→ WHAT THIS TASK INVOLVES: Extract each line of the data below exactly as written.

→ INPUT FOR THIS TASK:
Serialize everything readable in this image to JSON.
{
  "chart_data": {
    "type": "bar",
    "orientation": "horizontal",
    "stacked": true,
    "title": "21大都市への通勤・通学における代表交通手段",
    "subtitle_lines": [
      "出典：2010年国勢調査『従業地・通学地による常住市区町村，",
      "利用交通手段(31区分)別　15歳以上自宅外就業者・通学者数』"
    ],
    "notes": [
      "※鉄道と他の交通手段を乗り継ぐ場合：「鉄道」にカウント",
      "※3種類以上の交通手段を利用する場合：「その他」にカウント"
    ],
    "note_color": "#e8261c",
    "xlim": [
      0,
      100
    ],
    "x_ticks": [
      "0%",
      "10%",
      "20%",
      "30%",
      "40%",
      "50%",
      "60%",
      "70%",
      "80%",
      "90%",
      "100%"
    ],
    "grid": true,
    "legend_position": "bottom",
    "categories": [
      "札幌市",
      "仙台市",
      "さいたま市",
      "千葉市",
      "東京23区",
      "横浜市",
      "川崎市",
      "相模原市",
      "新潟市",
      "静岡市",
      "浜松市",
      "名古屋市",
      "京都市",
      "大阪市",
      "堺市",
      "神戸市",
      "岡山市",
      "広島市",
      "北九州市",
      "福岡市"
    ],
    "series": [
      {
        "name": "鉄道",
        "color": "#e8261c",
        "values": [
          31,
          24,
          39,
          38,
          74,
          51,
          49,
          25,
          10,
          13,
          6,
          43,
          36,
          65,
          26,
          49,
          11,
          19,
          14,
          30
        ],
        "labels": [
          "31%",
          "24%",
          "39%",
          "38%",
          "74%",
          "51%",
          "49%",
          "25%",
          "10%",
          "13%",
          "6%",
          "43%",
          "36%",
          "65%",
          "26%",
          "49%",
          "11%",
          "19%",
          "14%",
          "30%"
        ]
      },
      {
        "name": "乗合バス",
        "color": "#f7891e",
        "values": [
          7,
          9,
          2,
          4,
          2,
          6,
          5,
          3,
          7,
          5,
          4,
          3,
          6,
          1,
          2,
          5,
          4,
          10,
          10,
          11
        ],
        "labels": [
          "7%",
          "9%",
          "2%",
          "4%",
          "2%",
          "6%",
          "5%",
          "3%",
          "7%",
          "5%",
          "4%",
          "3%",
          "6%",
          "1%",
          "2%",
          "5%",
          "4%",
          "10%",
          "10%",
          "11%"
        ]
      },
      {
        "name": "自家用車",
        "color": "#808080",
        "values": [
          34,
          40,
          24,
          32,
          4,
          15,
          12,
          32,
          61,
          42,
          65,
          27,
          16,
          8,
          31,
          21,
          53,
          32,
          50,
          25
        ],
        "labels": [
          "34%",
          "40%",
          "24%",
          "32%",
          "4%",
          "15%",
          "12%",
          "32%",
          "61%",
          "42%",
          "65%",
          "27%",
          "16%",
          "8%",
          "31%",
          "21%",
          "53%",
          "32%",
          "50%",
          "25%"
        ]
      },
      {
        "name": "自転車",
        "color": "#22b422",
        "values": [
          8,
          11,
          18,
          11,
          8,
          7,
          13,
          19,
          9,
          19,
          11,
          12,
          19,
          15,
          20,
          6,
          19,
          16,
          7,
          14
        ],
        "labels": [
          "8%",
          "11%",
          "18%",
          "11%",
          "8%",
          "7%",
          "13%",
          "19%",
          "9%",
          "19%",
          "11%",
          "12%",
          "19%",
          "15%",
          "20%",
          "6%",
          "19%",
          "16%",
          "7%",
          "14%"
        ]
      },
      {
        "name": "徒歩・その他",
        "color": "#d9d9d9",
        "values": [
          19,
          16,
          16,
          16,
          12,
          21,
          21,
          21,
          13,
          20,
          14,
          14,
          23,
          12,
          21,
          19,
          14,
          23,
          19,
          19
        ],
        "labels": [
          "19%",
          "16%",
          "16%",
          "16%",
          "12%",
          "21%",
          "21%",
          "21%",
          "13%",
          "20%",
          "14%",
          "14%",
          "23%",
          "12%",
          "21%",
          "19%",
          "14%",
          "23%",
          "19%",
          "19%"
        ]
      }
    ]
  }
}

→ WRITTEN ANSWER:
Serialize everything readable in this image to JSON.
{
  "chart_data": {
    "type": "bar",
    "orientation": "horizontal",
    "stacked": true,
    "title": "21大都市への通勤・通学における代表交通手段",
    "subtitle_lines": [
      "出典：2010年国勢調査『従業地・通学地による常住市区町村，",
      "利用交通手段(31区分)別　15歳以上自宅外就業者・通学者数』"
    ],
    "notes": [
      "※鉄道と他の交通手段を乗り継ぐ場合：「鉄道」にカウント",
      "※3種類以上の交通手段を利用する場合：「その他」にカウント"
    ],
    "note_color": "#e8261c",
    "xlim": [
      0,
      100
    ],
    "x_ticks": [
      "0%",
      "10%",
      "20%",
      "30%",
      "40%",
      "50%",
      "60%",
      "70%",
      "80%",
      "90%",
      "100%"
    ],
    "grid": true,
    "legend_position": "bottom",
    "categories": [
      "札幌市",
      "仙台市",
      "さいたま市",
      "千葉市",
      "東京23区",
      "横浜市",
      "川崎市",
      "相模原市",
      "新潟市",
      "静岡市",
      "浜松市",
      "名古屋市",
      "京都市",
      "大阪市",
      "堺市",
      "神戸市",
      "岡山市",
      "広島市",
      "北九州市",
      "福岡市"
    ],
    "series": [
      {
        "name": "鉄道",
        "color": "#e8261c",
        "values": [
          31,
          24,
          39,
          38,
          74,
          51,
          49,
          25,
          10,
          13,
          6,
          43,
          36,
          65,
          26,
          49,
          11,
          19,
          14,
          30
        ],
        "labels": [
          "31%",
          "24%",
          "39%",
          "38%",
          "74%",
          "51%",
          "49%",
          "25%",
          "10%",
          "13%",
          "6%",
          "43%",
          "36%",
          "65%",
          "26%",
          "49%",
          "11%",
          "19%",
          "14%",
          "30%"
        ]
      },
      {
        "name": "乗合バス",
        "color": "#f7891e",
        "values": [
          7,
          9,
          2,
          4,
          2,
          6,
          5,
          3,
          7,
          5,
          4,
          3,
          6,
          1,
          2,
          5,
          4,
          10,
          10,
          11
        ],
        "labels": [
          "7%",
          "9%",
          "2%",
          "4%",
          "2%",
          "6%",
          "5%",
          "3%",
          "7%",
          "5%",
          "4%",
          "3%",
          "6%",
          "1%",
          "2%",
          "5%",
          "4%",
          "10%",
          "10%",
          "11%"
        ]
      },
      {
        "name": "自家用車",
        "color": "#808080",
        "values": [
          34,
          40,
          24,
          32,
          4,
          15,
          12,
          32,
          61,
          42,
          65,
          27,
          16,
          8,
          31,
          21,
          53,
          32,
          50,
          25
        ],
        "labels": [
          "34%",
          "40%",
          "24%",
          "32%",
          "4%",
          "15%",
          "12%",
          "32%",
          "61%",
          "42%",
          "65%",
          "27%",
          "16%",
          "8%",
          "31%",
          "21%",
          "53%",
          "32%",
          "50%",
          "25%"
        ]
      },
      {
        "name": "自転車",
        "color": "#22b422",
        "values": [
          8,
          11,
          18,
          11,
          8,
          7,
          13,
          19,
          9,
          19,
          11,
          12,
          19,
          15,
          20,
          6,
          19,
          16,
          7,
          14
        ],
        "labels": [
          "8%",
          "11%",
          "18%",
          "11%",
          "8%",
          "7%",
          "13%",
          "19%",
          "9%",
          "19%",
          "11%",
          "12%",
          "19%",
          "15%",
          "20%",
          "6%",
          "19%",
          "16%",
          "7%",
          "14%"
        ]
      },
      {
        "name": "徒歩・その他",
        "color": "#d9d9d9",
        "values": [
          19,
          16,
          16,
          16,
          12,
          21,
          21,
          21,
          13,
          20,
          14,
          14,
          23,
          12,
          21,
          19,
          14,
          23,
          19,
          19
        ],
        "labels": [
          "19%",
          "16%",
          "16%",
          "16%",
          "12%",
          "21%",
          "21%",
          "21%",
          "13%",
          "20%",
          "14%",
          "14%",
          "23%",
          "12%",
          "21%",
          "19%",
          "14%",
          "23%",
          "19%",
          "19%"
        ]
      }
    ]
  }
}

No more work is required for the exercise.